• **Problem statement**: Leave out the pictures; transcribe all else exactly.

start Source data

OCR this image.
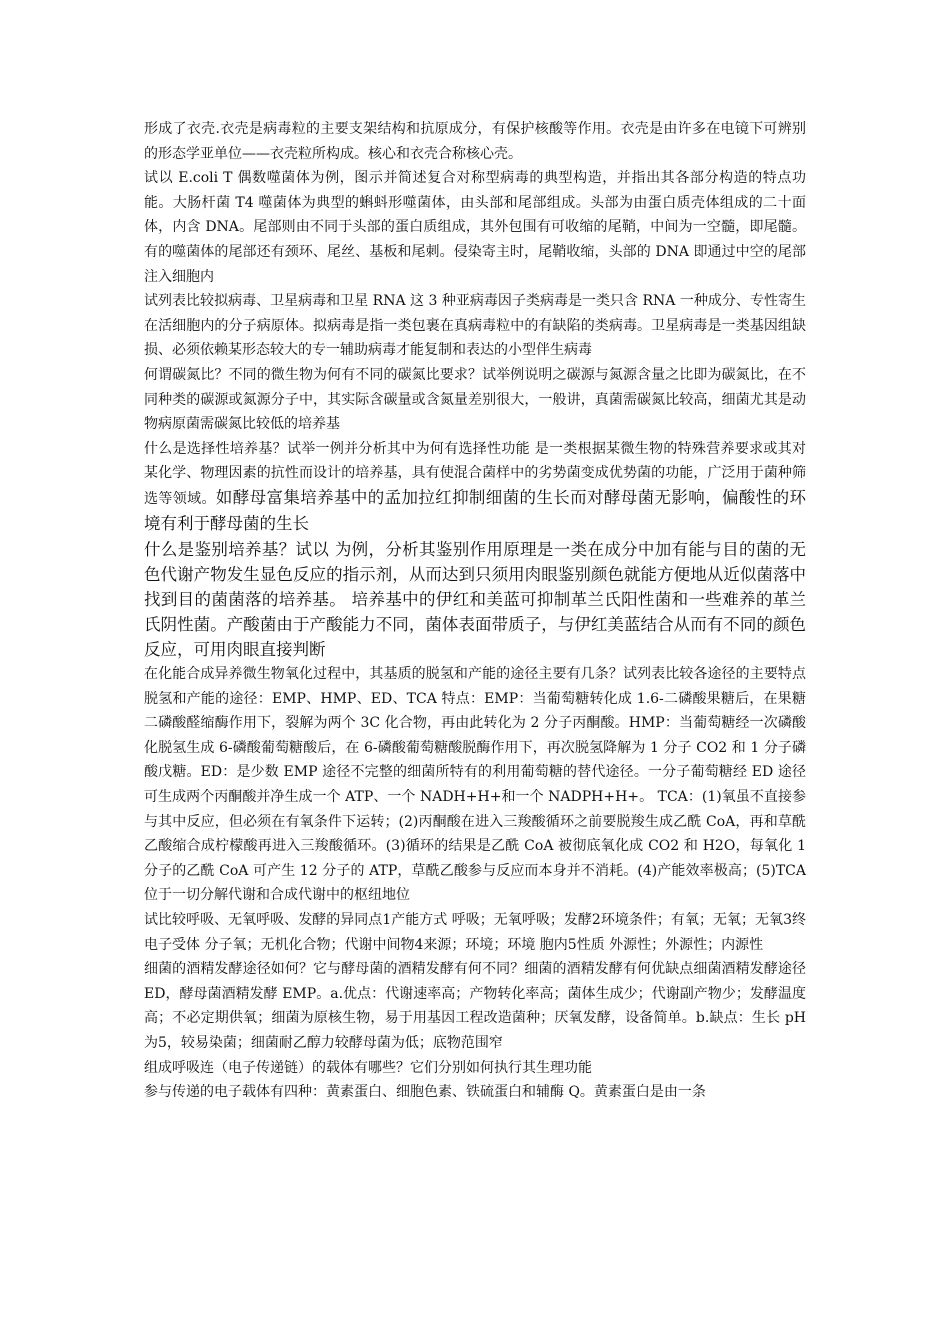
形成了衣壳.衣壳是病毒粒的主要支架结构和抗原成分，有保护核酸等作用。衣壳是由许多在电镜下可辨别的形态学亚单位——衣壳粒所构成。核心和衣壳合称核心壳。

试以 E.coli T 偶数噬菌体为例，图示并简述复合对称型病毒的典型构造，并指出其各部分构造的特点功能。大肠杆菌 T4 噬菌体为典型的蝌蚪形噬菌体，由头部和尾部组成。头部为由蛋白质壳体组成的二十面体，内含 DNA。尾部则由不同于头部的蛋白质组成，其外包围有可收缩的尾鞘，中间为一空髓，即尾髓。有的噬菌体的尾部还有颈环、尾丝、基板和尾刺。侵染寄主时，尾鞘收缩，头部的 DNA 即通过中空的尾部注入细胞内

试列表比较拟病毒、卫星病毒和卫星 RNA 这 3 种亚病毒因子类病毒是一类只含 RNA 一种成分、专性寄生在活细胞内的分子病原体。拟病毒是指一类包裹在真病毒粒中的有缺陷的类病毒。卫星病毒是一类基因组缺损、必须依赖某形态较大的专一辅助病毒才能复制和表达的小型伴生病毒

何谓碳氮比？不同的微生物为何有不同的碳氮比要求？试举例说明之碳源与氮源含量之比即为碳氮比，在不同种类的碳源或氮源分子中，其实际含碳量或含氮量差别很大，一般讲，真菌需碳氮比较高，细菌尤其是动物病原菌需碳氮比较低的培养基

什么是选择性培养基？试举一例并分析其中为何有选择性功能 是一类根据某微生物的特殊营养要求或其对某化学、物理因素的抗性而设计的培养基，具有使混合菌样中的劣势菌变成优势菌的功能，广泛用于菌种筛选等领域。如酵母富集培养基中的孟加拉红抑制细菌的生长而对酵母菌无影响，偏酸性的环境有利于酵母菌的生长

什么是鉴别培养基？试以 为例，分析其鉴别作用原理是一类在成分中加有能与目的菌的无色代谢产物发生显色反应的指示剂，从而达到只须用肉眼鉴别颜色就能方便地从近似菌落中找到目的菌菌落的培养基。 培养基中的伊红和美蓝可抑制革兰氏阳性菌和一些难养的革兰氏阴性菌。产酸菌由于产酸能力不同，菌体表面带质子，与伊红美蓝结合从而有不同的颜色反应，可用肉眼直接判断

在化能合成异养微生物氧化过程中，其基质的脱氢和产能的途径主要有几条？试列表比较各途径的主要特点脱氢和产能的途径：EMP、HMP、ED、TCA 特点：EMP：当葡萄糖转化成 1.6-二磷酸果糖后，在果糖二磷酸醛缩酶作用下，裂解为两个 3C 化合物，再由此转化为 2 分子丙酮酸。HMP：当葡萄糖经一次磷酸化脱氢生成 6-磷酸葡萄糖酸后，在 6-磷酸葡萄糖酸脱酶作用下，再次脱氢降解为 1 分子 CO2 和 1 分子磷酸戊糖。ED：是少数 EMP 途径不完整的细菌所特有的利用葡萄糖的替代途径。一分子葡萄糖经 ED 途径可生成两个丙酮酸并净生成一个 ATP、一个 NADH+H+和一个 NADPH+H+。 TCA：(1)氧虽不直接参与其中反应，但必须在有氧条件下运转；(2)丙酮酸在进入三羧酸循环之前要脱羧生成乙酰 CoA，再和草酰乙酸缩合成柠檬酸再进入三羧酸循环。(3)循环的结果是乙酰 CoA 被彻底氧化成 CO2 和 H2O，每氧化 1 分子的乙酰 CoA 可产生 12 分子的 ATP，草酰乙酸参与反应而本身并不消耗。(4)产能效率极高；(5)TCA 位于一切分解代谢和合成代谢中的枢纽地位

试比较呼吸、无氧呼吸、发酵的异同点1产能方式 呼吸；无氧呼吸；发酵2环境条件；有氧；无氧；无氧3终电子受体 分子氧；无机化合物；代谢中间物4来源；环境；环境 胞内5性质 外源性；外源性；内源性

细菌的酒精发酵途径如何？它与酵母菌的酒精发酵有何不同？细菌的酒精发酵有何优缺点细菌酒精发酵途径 ED，酵母菌酒精发酵 EMP。a.优点：代谢速率高；产物转化率高；菌体生成少；代谢副产物少；发酵温度高；不必定期供氧；细菌为原核生物，易于用基因工程改造菌种；厌氧发酵，设备简单。b.缺点：生长 pH 为5，较易染菌；细菌耐乙醇力较酵母菌为低；底物范围窄

组成呼吸连（电子传递链）的载体有哪些？它们分别如何执行其生理功能

参与传递的电子载体有四种：黄素蛋白、细胞色素、铁硫蛋白和辅酶 Q。黄素蛋白是由一条
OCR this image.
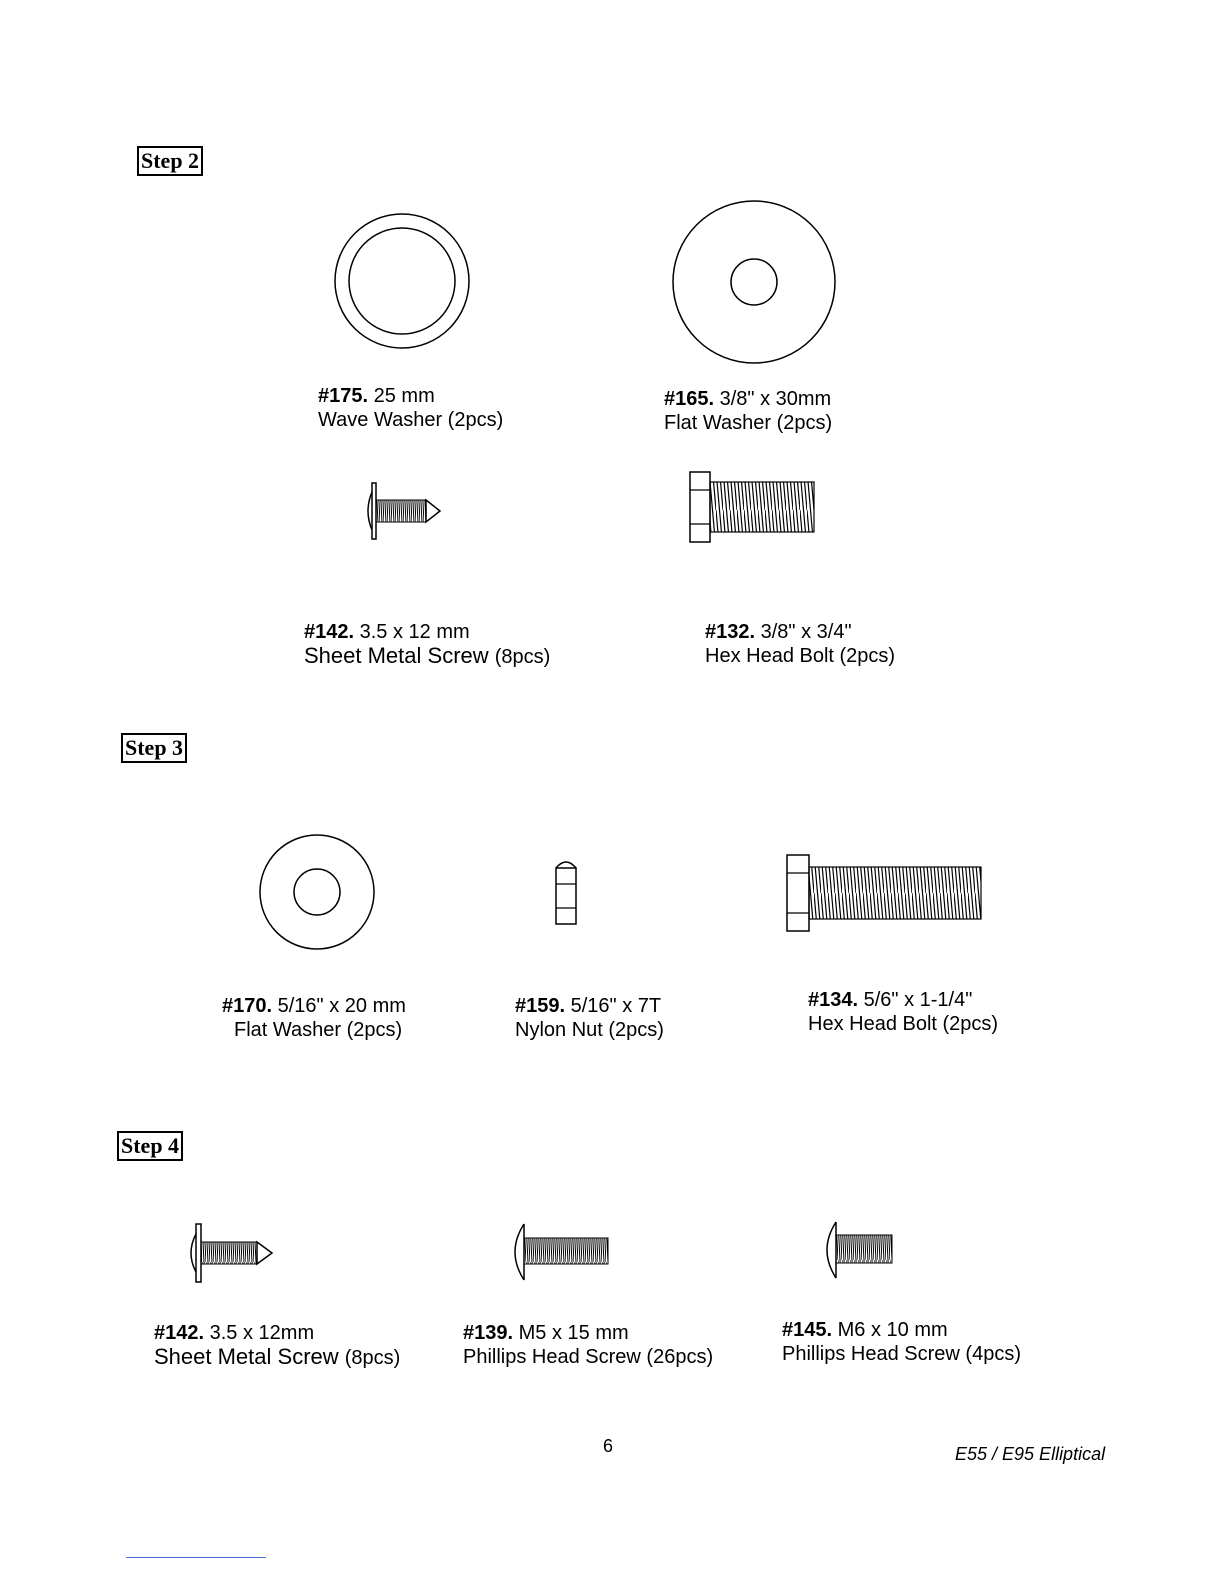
Step 2
#175. 25 mm
Wave Washer (2pcs)
#165. 3/8" x 30mm
Flat Washer (2pcs)
#142. 3.5 x 12 mm
Sheet Metal Screw (8pcs)
#132. 3/8" x 3/4"
Hex Head Bolt (2pcs)
Step 3
#170. 5/16" x 20 mm
Flat Washer (2pcs)
#159. 5/16" x 7T
Nylon Nut (2pcs)
#134. 5/6" x 1-1/4"
Hex Head Bolt (2pcs)
Step 4
#142. 3.5 x 12mm
Sheet Metal Screw (8pcs)
#139. M5 x 15 mm
Phillips Head Screw (26pcs)
#145. M6 x 10 mm
Phillips Head Screw (4pcs)
6	E55 / E95 Elliptical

end Source data

• **Finished exercise**:
OCR this image.
形成了衣壳.衣壳是病毒粒的主要支架结构和抗原成分，有保护核酸等作用。衣壳是由许多在电镜下可辨别的形态学亚单位——衣壳粒所构成。核心和衣壳合称核心壳。

试以 E.coli T 偶数噬菌体为例，图示并简述复合对称型病毒的典型构造，并指出其各部分构造的特点功能。大肠杆菌 T4 噬菌体为典型的蝌蚪形噬菌体，由头部和尾部组成。头部为由蛋白质壳体组成的二十面体，内含 DNA。尾部则由不同于头部的蛋白质组成，其外包围有可收缩的尾鞘，中间为一空髓，即尾髓。有的噬菌体的尾部还有颈环、尾丝、基板和尾刺。侵染寄主时，尾鞘收缩，头部的 DNA 即通过中空的尾部注入细胞内

试列表比较拟病毒、卫星病毒和卫星 RNA 这 3 种亚病毒因子类病毒是一类只含 RNA 一种成分、专性寄生在活细胞内的分子病原体。拟病毒是指一类包裹在真病毒粒中的有缺陷的类病毒。卫星病毒是一类基因组缺损、必须依赖某形态较大的专一辅助病毒才能复制和表达的小型伴生病毒

何谓碳氮比？不同的微生物为何有不同的碳氮比要求？试举例说明之碳源与氮源含量之比即为碳氮比，在不同种类的碳源或氮源分子中，其实际含碳量或含氮量差别很大，一般讲，真菌需碳氮比较高，细菌尤其是动物病原菌需碳氮比较低的培养基

什么是选择性培养基？试举一例并分析其中为何有选择性功能 是一类根据某微生物的特殊营养要求或其对某化学、物理因素的抗性而设计的培养基，具有使混合菌样中的劣势菌变成优势菌的功能，广泛用于菌种筛选等领域。如酵母富集培养基中的孟加拉红抑制细菌的生长而对酵母菌无影响，偏酸性的环境有利于酵母菌的生长

什么是鉴别培养基？试以 为例，分析其鉴别作用原理是一类在成分中加有能与目的菌的无色代谢产物发生显色反应的指示剂，从而达到只须用肉眼鉴别颜色就能方便地从近似菌落中找到目的菌菌落的培养基。 培养基中的伊红和美蓝可抑制革兰氏阳性菌和一些难养的革兰氏阴性菌。产酸菌由于产酸能力不同，菌体表面带质子，与伊红美蓝结合从而有不同的颜色反应，可用肉眼直接判断

在化能合成异养微生物氧化过程中，其基质的脱氢和产能的途径主要有几条？试列表比较各途径的主要特点脱氢和产能的途径：EMP、HMP、ED、TCA 特点：EMP：当葡萄糖转化成 1.6-二磷酸果糖后，在果糖二磷酸醛缩酶作用下，裂解为两个 3C 化合物，再由此转化为 2 分子丙酮酸。HMP：当葡萄糖经一次磷酸化脱氢生成 6-磷酸葡萄糖酸后，在 6-磷酸葡萄糖酸脱酶作用下，再次脱氢降解为 1 分子 CO2 和 1 分子磷酸戊糖。ED：是少数 EMP 途径不完整的细菌所特有的利用葡萄糖的替代途径。一分子葡萄糖经 ED 途径可生成两个丙酮酸并净生成一个 ATP、一个 NADH+H+和一个 NADPH+H+。 TCA：(1)氧虽不直接参与其中反应，但必须在有氧条件下运转；(2)丙酮酸在进入三羧酸循环之前要脱羧生成乙酰 CoA，再和草酰乙酸缩合成柠檬酸再进入三羧酸循环。(3)循环的结果是乙酰 CoA 被彻底氧化成 CO2 和 H2O，每氧化 1 分子的乙酰 CoA 可产生 12 分子的 ATP，草酰乙酸参与反应而本身并不消耗。(4)产能效率极高；(5)TCA 位于一切分解代谢和合成代谢中的枢纽地位

试比较呼吸、无氧呼吸、发酵的异同点1产能方式 呼吸；无氧呼吸；发酵2环境条件；有氧；无氧；无氧3终电子受体 分子氧；无机化合物；代谢中间物4来源；环境；环境 胞内5性质 外源性；外源性；内源性

细菌的酒精发酵途径如何？它与酵母菌的酒精发酵有何不同？细菌的酒精发酵有何优缺点细菌酒精发酵途径 ED，酵母菌酒精发酵 EMP。a.优点：代谢速率高；产物转化率高；菌体生成少；代谢副产物少；发酵温度高；不必定期供氧；细菌为原核生物，易于用基因工程改造菌种；厌氧发酵，设备简单。b.缺点：生长 pH 为5，较易染菌；细菌耐乙醇力较酵母菌为低；底物范围窄

组成呼吸连（电子传递链）的载体有哪些？它们分别如何执行其生理功能

参与传递的电子载体有四种：黄素蛋白、细胞色素、铁硫蛋白和辅酶 Q。黄素蛋白是由一条
OCR this image.
Step 2
#175. 25 mm
Wave Washer (2pcs)
#165. 3/8" x 30mm
Flat Washer (2pcs)
#142. 3.5 x 12 mm
Sheet Metal Screw (8pcs)
#132. 3/8" x 3/4"
Hex Head Bolt (2pcs)
Step 3
#170. 5/16" x 20 mm
Flat Washer (2pcs)
#159. 5/16" x 7T
Nylon Nut (2pcs)
#134. 5/6" x 1-1/4"
Hex Head Bolt (2pcs)
Step 4
#142. 3.5 x 12mm
Sheet Metal Screw (8pcs)
#139. M5 x 15 mm
Phillips Head Screw (26pcs)
#145. M6 x 10 mm
Phillips Head Screw (4pcs)
6	E55 / E95 Elliptical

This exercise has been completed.